▶ Figure collection entries:
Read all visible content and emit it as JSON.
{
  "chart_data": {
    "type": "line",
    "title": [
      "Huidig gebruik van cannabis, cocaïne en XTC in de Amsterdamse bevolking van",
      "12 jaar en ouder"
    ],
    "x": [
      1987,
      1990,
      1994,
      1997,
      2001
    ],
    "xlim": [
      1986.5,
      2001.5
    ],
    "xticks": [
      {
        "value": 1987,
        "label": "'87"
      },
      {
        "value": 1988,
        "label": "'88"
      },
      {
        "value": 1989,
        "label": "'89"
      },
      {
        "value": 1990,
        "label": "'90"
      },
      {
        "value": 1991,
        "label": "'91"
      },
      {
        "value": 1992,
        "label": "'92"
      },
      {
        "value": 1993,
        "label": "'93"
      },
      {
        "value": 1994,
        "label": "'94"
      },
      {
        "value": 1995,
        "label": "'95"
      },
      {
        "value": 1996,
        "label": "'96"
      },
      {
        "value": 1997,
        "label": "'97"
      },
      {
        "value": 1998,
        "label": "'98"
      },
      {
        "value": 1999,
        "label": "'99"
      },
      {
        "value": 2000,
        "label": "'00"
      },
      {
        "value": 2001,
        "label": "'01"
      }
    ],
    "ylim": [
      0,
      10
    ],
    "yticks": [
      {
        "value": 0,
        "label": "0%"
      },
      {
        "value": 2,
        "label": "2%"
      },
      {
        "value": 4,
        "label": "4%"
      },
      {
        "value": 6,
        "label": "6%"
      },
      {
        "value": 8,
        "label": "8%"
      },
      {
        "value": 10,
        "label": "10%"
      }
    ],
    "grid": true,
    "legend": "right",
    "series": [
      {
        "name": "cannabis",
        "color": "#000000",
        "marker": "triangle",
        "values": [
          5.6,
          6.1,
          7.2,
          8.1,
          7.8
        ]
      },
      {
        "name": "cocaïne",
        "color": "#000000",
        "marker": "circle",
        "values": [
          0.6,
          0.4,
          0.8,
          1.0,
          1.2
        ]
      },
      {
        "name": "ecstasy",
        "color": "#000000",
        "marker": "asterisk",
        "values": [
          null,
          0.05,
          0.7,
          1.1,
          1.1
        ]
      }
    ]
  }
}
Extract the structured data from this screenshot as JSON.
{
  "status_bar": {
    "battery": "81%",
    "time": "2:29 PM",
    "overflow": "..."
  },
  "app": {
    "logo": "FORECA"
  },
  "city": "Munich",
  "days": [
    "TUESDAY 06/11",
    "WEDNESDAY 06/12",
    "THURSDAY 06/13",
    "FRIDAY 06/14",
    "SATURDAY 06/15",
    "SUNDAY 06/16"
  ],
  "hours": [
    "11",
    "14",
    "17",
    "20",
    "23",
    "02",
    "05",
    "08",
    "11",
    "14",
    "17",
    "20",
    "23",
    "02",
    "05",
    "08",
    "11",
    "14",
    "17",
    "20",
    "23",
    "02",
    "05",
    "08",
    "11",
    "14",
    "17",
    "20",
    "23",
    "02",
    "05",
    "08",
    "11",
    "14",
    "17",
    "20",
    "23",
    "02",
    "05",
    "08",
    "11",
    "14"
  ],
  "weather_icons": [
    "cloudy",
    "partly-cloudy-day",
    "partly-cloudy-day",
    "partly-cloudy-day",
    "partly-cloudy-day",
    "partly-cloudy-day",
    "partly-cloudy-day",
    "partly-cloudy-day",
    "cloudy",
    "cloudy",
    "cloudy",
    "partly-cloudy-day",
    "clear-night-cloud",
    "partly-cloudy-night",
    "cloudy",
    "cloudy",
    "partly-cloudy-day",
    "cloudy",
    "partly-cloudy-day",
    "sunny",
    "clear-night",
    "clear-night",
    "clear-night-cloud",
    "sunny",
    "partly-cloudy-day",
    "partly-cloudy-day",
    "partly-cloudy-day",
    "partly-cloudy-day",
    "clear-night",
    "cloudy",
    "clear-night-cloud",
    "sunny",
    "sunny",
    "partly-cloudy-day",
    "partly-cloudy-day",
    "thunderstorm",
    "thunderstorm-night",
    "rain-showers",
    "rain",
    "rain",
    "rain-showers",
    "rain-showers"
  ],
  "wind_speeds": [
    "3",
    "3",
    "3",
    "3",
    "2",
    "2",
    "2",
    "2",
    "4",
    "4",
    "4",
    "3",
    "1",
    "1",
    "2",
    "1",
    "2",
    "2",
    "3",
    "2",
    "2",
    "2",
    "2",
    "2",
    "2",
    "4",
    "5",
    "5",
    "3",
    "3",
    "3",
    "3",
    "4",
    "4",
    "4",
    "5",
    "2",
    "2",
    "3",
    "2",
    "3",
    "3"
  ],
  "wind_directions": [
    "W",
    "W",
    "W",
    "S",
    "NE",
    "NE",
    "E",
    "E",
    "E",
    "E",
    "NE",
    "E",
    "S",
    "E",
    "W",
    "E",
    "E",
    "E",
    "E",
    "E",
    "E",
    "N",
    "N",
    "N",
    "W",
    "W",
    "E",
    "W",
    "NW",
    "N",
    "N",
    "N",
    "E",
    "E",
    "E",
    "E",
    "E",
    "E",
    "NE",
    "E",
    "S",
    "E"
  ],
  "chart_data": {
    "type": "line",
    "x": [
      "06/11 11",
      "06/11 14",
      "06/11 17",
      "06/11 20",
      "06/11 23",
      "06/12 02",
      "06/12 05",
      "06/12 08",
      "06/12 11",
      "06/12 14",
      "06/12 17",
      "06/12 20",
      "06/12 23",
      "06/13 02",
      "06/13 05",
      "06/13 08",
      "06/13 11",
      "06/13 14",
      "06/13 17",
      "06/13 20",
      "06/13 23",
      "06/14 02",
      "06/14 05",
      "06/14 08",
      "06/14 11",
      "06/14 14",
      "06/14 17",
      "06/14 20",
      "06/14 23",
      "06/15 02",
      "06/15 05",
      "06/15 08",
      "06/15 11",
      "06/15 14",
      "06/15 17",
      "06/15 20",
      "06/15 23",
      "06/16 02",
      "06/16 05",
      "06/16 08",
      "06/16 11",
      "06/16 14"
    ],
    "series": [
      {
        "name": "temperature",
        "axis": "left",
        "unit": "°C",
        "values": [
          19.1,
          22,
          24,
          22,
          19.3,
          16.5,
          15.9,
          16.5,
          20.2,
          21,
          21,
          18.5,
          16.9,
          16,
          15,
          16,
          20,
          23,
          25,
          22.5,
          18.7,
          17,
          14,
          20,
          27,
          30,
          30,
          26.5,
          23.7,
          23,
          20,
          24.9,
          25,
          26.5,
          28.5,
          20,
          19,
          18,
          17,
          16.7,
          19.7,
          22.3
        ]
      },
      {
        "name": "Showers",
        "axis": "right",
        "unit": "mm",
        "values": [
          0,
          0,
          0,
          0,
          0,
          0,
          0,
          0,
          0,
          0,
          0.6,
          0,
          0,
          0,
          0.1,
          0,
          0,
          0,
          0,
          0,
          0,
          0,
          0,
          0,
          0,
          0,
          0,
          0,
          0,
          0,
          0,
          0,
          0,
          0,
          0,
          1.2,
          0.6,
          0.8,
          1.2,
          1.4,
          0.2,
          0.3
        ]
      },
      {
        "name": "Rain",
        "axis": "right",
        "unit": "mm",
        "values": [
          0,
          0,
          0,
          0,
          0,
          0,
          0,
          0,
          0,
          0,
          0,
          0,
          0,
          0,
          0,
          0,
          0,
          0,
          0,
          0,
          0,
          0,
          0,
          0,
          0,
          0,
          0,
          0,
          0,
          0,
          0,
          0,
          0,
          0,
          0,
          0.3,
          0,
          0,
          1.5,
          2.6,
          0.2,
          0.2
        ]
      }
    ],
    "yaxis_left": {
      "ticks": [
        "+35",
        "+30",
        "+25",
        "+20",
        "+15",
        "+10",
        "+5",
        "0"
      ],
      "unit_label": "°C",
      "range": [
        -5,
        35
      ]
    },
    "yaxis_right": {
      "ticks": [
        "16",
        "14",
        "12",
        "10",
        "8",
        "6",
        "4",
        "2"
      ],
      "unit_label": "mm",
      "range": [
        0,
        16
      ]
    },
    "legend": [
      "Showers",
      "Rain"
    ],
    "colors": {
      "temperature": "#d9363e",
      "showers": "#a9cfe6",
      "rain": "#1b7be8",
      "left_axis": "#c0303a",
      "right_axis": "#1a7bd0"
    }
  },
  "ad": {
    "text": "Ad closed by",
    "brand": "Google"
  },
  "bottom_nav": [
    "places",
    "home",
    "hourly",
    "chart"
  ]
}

▶ Description of the task:
Filter the entries down to the lines containing "JSON". Copy each of those lines.

▶ Solution below:
Read all visible content and emit it as JSON.
Extract the structured data from this screenshot as JSON.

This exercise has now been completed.